Requirements: Pick out the lines in the listing below that contain the word "name" and copy them.

--------------------

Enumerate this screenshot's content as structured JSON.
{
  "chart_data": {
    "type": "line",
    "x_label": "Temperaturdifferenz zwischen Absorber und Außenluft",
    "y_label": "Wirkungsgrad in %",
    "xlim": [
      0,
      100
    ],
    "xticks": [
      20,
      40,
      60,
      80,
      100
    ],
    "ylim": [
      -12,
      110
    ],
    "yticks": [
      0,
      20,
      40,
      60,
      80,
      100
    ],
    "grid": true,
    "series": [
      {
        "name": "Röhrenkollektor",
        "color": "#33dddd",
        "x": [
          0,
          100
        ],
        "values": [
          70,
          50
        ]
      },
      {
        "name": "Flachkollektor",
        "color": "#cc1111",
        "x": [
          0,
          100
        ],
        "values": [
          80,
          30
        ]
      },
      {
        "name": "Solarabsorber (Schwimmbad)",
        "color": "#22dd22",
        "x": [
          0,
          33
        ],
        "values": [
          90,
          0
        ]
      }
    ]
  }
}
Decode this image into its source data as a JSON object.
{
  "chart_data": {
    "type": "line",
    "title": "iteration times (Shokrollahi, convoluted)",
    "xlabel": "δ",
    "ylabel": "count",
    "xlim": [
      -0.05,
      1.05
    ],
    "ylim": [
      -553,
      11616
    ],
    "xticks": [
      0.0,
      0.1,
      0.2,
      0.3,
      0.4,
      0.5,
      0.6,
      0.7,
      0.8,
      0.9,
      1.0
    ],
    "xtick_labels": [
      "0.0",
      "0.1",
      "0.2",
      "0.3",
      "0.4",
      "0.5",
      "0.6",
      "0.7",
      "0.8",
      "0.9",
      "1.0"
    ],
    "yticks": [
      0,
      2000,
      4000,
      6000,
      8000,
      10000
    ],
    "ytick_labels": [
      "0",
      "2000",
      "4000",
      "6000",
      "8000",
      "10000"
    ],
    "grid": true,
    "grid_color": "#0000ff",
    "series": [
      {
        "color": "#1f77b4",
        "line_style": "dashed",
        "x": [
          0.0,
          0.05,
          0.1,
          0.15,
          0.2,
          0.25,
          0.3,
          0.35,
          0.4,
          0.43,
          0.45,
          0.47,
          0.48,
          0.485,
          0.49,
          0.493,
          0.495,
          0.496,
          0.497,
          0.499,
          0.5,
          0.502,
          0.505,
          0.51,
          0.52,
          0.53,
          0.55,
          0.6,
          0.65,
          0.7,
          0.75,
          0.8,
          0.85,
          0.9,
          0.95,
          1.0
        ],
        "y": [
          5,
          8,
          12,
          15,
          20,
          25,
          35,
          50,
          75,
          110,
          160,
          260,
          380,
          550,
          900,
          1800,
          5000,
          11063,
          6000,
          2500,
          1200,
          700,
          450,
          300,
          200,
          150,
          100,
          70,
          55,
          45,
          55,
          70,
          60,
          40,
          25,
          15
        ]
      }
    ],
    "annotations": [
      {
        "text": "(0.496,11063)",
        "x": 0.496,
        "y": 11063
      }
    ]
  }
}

--------------------

Task response:
        "name": "Röhrenkollektor",
        "name": "Flachkollektor",
        "name": "Solarabsorber (Schwimmbad)",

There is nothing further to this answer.